───── Available data ─────

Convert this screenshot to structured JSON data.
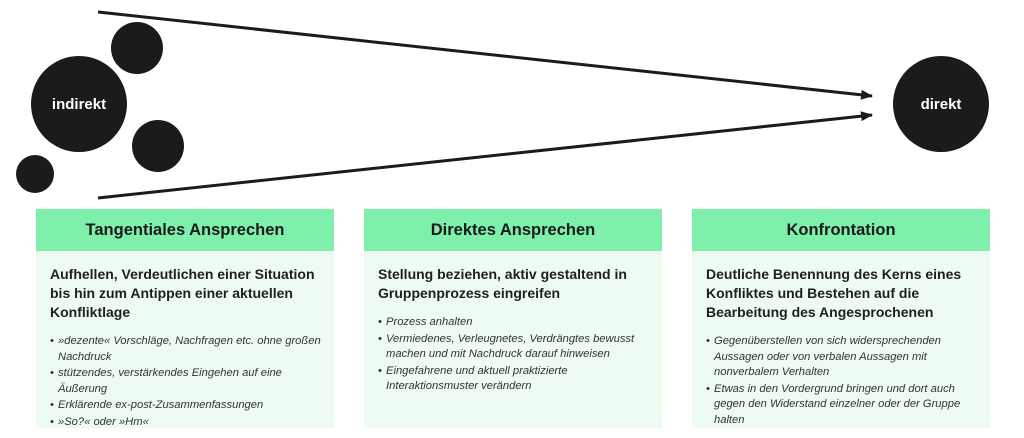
{
  "circles": {
    "left_label": "indirekt",
    "right_label": "direkt"
  },
  "colors": {
    "circle_fill": "#1b1b1b",
    "header_green": "#7ff0ab",
    "card_bg": "#eefbf1"
  },
  "cards": [
    {
      "title": "Tangentiales Ansprechen",
      "description": "Aufhellen, Verdeutlichen einer Situation bis hin zum Antippen einer aktuellen Konfliktlage",
      "bullets": [
        "»dezente« Vorschläge, Nachfragen etc. ohne großen Nachdruck",
        "stützendes, verstärkendes Eingehen auf eine Äußerung",
        "Erklärende ex-post-Zusammenfassungen",
        "»So?« oder »Hm«"
      ]
    },
    {
      "title": "Direktes Ansprechen",
      "description": "Stellung beziehen, aktiv gestaltend in Gruppenprozess eingreifen",
      "bullets": [
        "Prozess anhalten",
        "Vermiedenes, Verleugnetes, Verdrängtes bewusst machen und mit Nachdruck darauf hinweisen",
        "Eingefahrene und aktuell praktizierte Interaktionsmuster verändern"
      ]
    },
    {
      "title": "Konfrontation",
      "description": "Deutliche Benennung des Kerns eines Konfliktes und Bestehen auf die Bearbeitung des Angesprochenen",
      "bullets": [
        "Gegenüberstellen von sich widersprechenden Aussagen oder von verbalen Aussagen mit nonverbalem Verhalten",
        "Etwas in den Vordergrund bringen und dort auch gegen den Widerstand einzelner oder der Gruppe halten"
      ]
    }
  ]
}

─────

Reproduce every entry word for word, but omit the pictures.

Convert this screenshot to structured JSON data.
{
  "circles": {
    "left_label": "indirekt",
    "right_label": "direkt"
  },
  "colors": {
    "circle_fill": "#1b1b1b",
    "header_green": "#7ff0ab",
    "card_bg": "#eefbf1"
  },
  "cards": [
    {
      "title": "Tangentiales Ansprechen",
      "description": "Aufhellen, Verdeutlichen einer Situation bis hin zum Antippen einer aktuellen Konfliktlage",
      "bullets": [
        "»dezente« Vorschläge, Nachfragen etc. ohne großen Nachdruck",
        "stützendes, verstärkendes Eingehen auf eine Äußerung",
        "Erklärende ex-post-Zusammenfassungen",
        "»So?« oder »Hm«"
      ]
    },
    {
      "title": "Direktes Ansprechen",
      "description": "Stellung beziehen, aktiv gestaltend in Gruppenprozess eingreifen",
      "bullets": [
        "Prozess anhalten",
        "Vermiedenes, Verleugnetes, Verdrängtes bewusst machen und mit Nachdruck darauf hinweisen",
        "Eingefahrene und aktuell praktizierte Interaktionsmuster verändern"
      ]
    },
    {
      "title": "Konfrontation",
      "description": "Deutliche Benennung des Kerns eines Konfliktes und Bestehen auf die Bearbeitung des Angesprochenen",
      "bullets": [
        "Gegenüberstellen von sich widersprechenden Aussagen oder von verbalen Aussagen mit nonverbalem Verhalten",
        "Etwas in den Vordergrund bringen und dort auch gegen den Widerstand einzelner oder der Gruppe halten"
      ]
    }
  ]
}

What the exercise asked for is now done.